→ **WRITTEN INSTRUCTION**:
Transcribe all the entries word for word, skipping the pictures.
*** MATERIAL SUPPLIED ***
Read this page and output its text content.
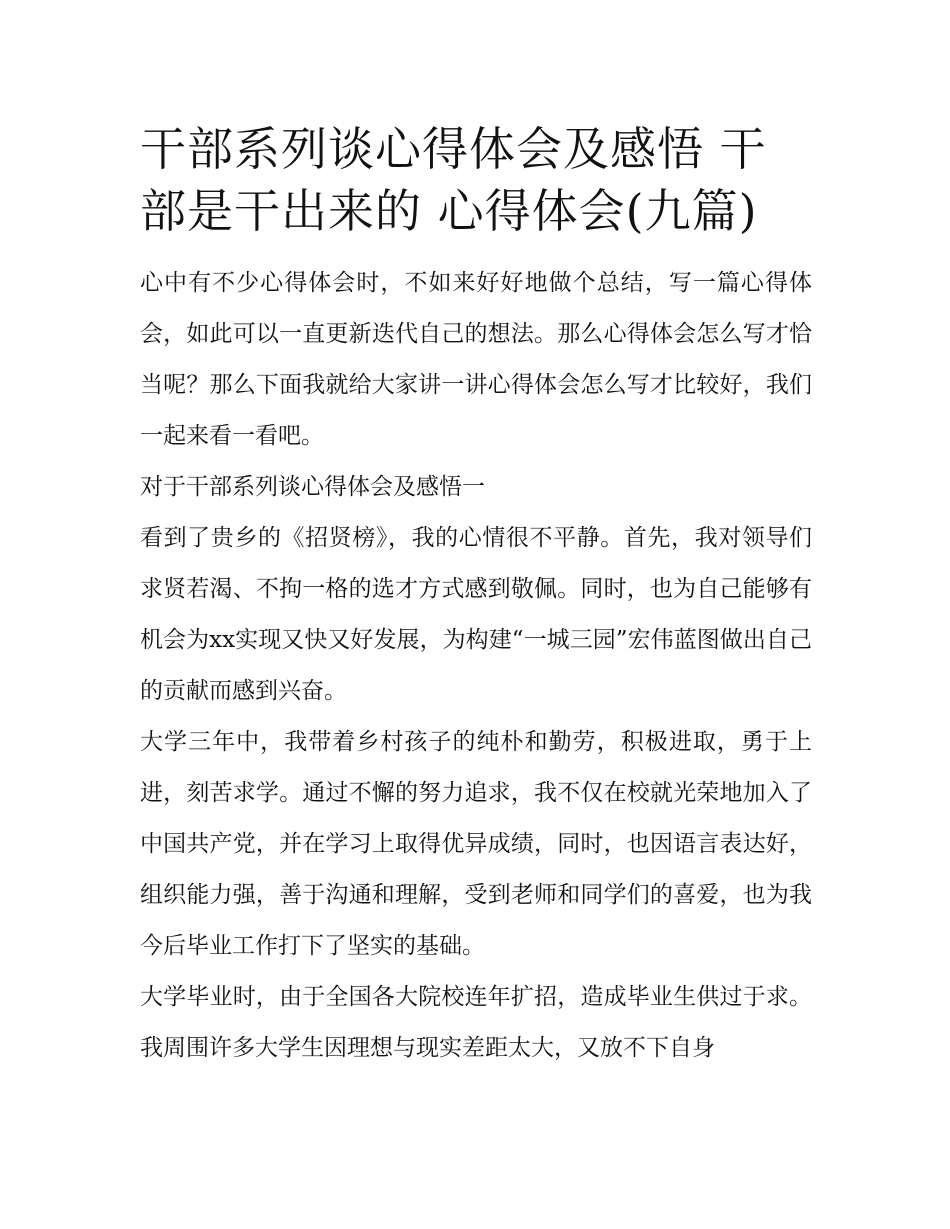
干部系列谈心得体会及感悟 干部是干出来的 心得体会(九篇)

心中有不少心得体会时，不如来好好地做个总结，写一篇心得体会，如此可以一直更新迭代自己的想法。那么心得体会怎么写才恰当呢？那么下面我就给大家讲一讲心得体会怎么写才比较好，我们一起来看一看吧。

对于干部系列谈心得体会及感悟一

看到了贵乡的《招贤榜》，我的心情很不平静。首先，我对领导们求贤若渴、不拘一格的选才方式感到敬佩。同时，也为自己能够有机会为xx实现又快又好发展，为构建“一城三园”宏伟蓝图做出自己的贡献而感到兴奋。

大学三年中，我带着乡村孩子的纯朴和勤劳，积极进取，勇于上进，刻苦求学。通过不懈的努力追求，我不仅在校就光荣地加入了中国共产党，并在学习上取得优异成绩，同时，也因语言表达好，组织能力强，善于沟通和理解，受到老师和同学们的喜爱，也为我今后毕业工作打下了坚实的基础。

大学毕业时，由于全国各大院校连年扩招，造成毕业生供过于求。我周围许多大学生因理想与现实差距太大，又放不下自身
***
→ **TASK SOLUTION**:
Read this page and output its text content.
干部系列谈心得体会及感悟 干部是干出来的 心得体会(九篇)

心中有不少心得体会时，不如来好好地做个总结，写一篇心得体会，如此可以一直更新迭代自己的想法。那么心得体会怎么写才恰当呢？那么下面我就给大家讲一讲心得体会怎么写才比较好，我们一起来看一看吧。

对于干部系列谈心得体会及感悟一

看到了贵乡的《招贤榜》，我的心情很不平静。首先，我对领导们求贤若渴、不拘一格的选才方式感到敬佩。同时，也为自己能够有机会为xx实现又快又好发展，为构建“一城三园”宏伟蓝图做出自己的贡献而感到兴奋。

大学三年中，我带着乡村孩子的纯朴和勤劳，积极进取，勇于上进，刻苦求学。通过不懈的努力追求，我不仅在校就光荣地加入了中国共产党，并在学习上取得优异成绩，同时，也因语言表达好，组织能力强，善于沟通和理解，受到老师和同学们的喜爱，也为我今后毕业工作打下了坚实的基础。

大学毕业时，由于全国各大院校连年扩招，造成毕业生供过于求。我周围许多大学生因理想与现实差距太大，又放不下自身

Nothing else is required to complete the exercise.